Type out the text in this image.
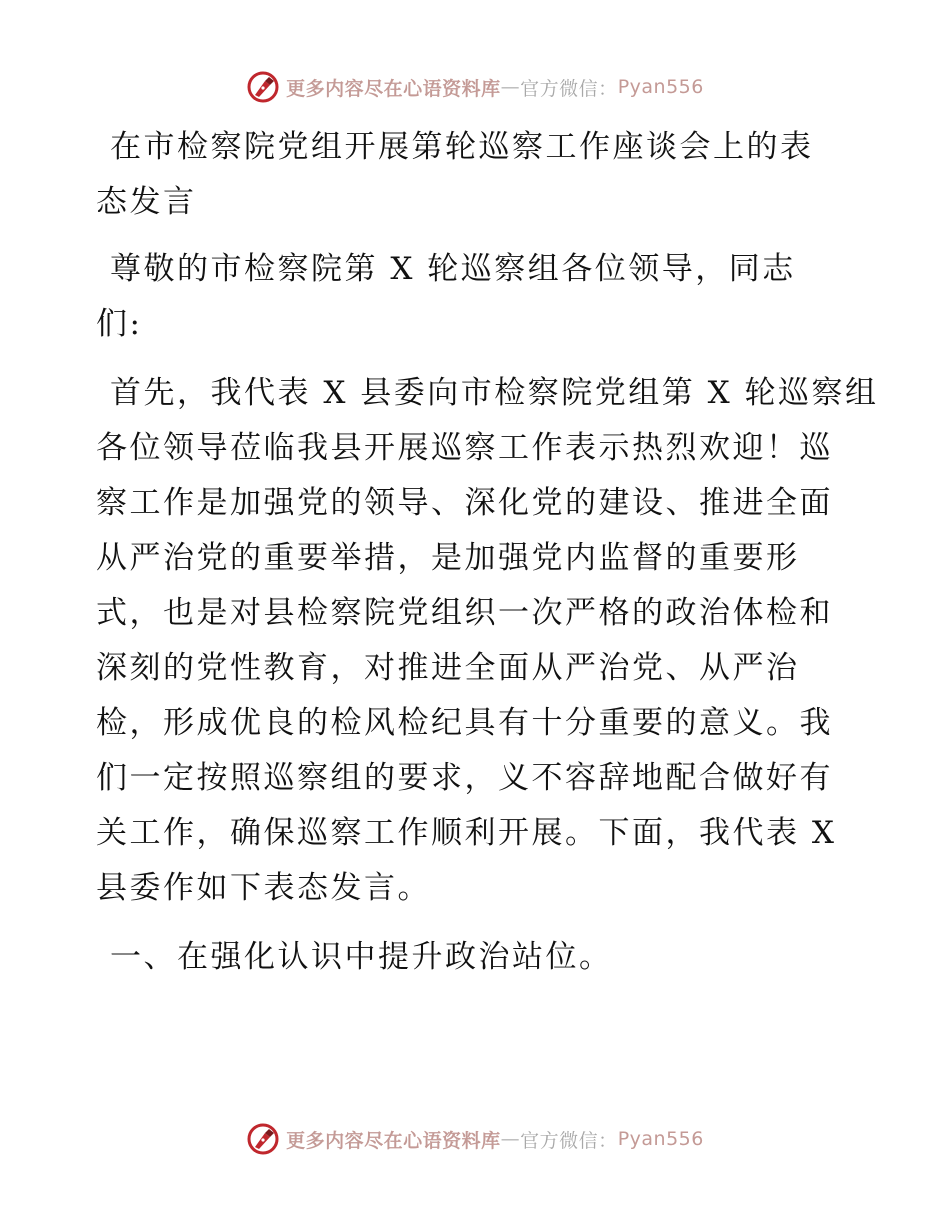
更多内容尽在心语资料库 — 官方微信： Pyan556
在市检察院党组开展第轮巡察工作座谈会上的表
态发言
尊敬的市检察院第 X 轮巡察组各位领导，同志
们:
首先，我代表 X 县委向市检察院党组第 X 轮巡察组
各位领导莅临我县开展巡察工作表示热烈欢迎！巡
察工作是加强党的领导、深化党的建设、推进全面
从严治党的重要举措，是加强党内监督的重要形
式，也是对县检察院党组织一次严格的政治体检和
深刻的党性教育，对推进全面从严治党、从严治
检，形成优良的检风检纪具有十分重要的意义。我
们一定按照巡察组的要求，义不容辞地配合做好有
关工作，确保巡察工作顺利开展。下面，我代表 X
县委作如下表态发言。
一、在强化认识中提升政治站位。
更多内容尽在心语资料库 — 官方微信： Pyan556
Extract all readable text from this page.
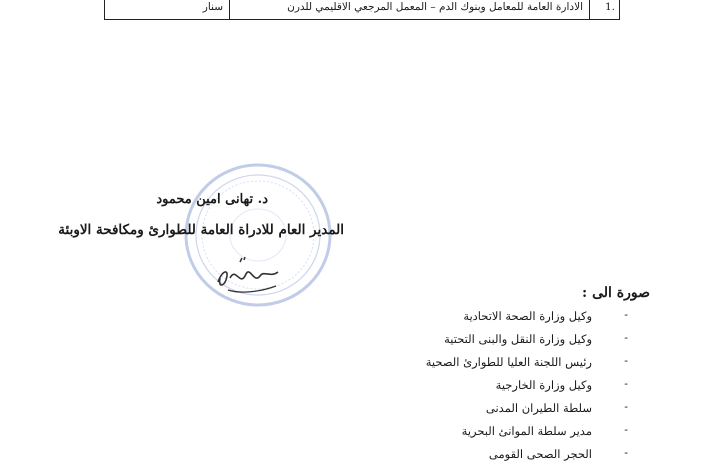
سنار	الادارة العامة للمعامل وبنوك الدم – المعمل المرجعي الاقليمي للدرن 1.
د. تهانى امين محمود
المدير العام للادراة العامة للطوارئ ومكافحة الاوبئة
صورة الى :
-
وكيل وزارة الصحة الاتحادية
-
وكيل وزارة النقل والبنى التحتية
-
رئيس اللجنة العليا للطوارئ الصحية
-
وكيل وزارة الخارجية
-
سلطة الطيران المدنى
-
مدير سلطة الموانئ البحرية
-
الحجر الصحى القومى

——————

Filter the records down to the lines that contain the string "للطوارئ", and copy those lines.

المدير العام للادراة العامة للطوارئ ومكافحة الاوبئة
رئيس اللجنة العليا للطوارئ الصحية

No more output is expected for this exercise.